> [Exercise task] Each record must be reproduced exactly as it is shown.

> [Supplied information]
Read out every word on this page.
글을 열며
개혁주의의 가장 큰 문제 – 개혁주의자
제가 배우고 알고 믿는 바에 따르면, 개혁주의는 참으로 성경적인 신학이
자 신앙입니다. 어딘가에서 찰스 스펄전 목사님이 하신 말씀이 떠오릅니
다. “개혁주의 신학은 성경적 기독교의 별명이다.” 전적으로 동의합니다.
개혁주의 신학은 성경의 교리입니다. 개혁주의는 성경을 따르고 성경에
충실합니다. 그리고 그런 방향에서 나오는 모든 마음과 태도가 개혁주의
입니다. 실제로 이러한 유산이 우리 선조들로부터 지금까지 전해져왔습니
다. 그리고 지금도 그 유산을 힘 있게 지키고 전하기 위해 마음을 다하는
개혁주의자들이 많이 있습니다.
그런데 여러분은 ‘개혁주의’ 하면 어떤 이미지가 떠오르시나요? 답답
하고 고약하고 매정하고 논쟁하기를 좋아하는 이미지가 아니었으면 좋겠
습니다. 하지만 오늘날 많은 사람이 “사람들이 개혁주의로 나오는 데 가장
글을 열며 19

> [Answer to this task]
Read out every word on this page.
글을 열며
개혁주의의 가장 큰 문제 – 개혁주의자
제가 배우고 알고 믿는 바에 따르면, 개혁주의는 참으로 성경적인 신학이
자 신앙입니다. 어딘가에서 찰스 스펄전 목사님이 하신 말씀이 떠오릅니
다. “개혁주의 신학은 성경적 기독교의 별명이다.” 전적으로 동의합니다.
개혁주의 신학은 성경의 교리입니다. 개혁주의는 성경을 따르고 성경에
충실합니다. 그리고 그런 방향에서 나오는 모든 마음과 태도가 개혁주의
입니다. 실제로 이러한 유산이 우리 선조들로부터 지금까지 전해져왔습니
다. 그리고 지금도 그 유산을 힘 있게 지키고 전하기 위해 마음을 다하는
개혁주의자들이 많이 있습니다.
그런데 여러분은 ‘개혁주의’ 하면 어떤 이미지가 떠오르시나요? 답답
하고 고약하고 매정하고 논쟁하기를 좋아하는 이미지가 아니었으면 좋겠
습니다. 하지만 오늘날 많은 사람이 “사람들이 개혁주의로 나오는 데 가장
글을 열며 19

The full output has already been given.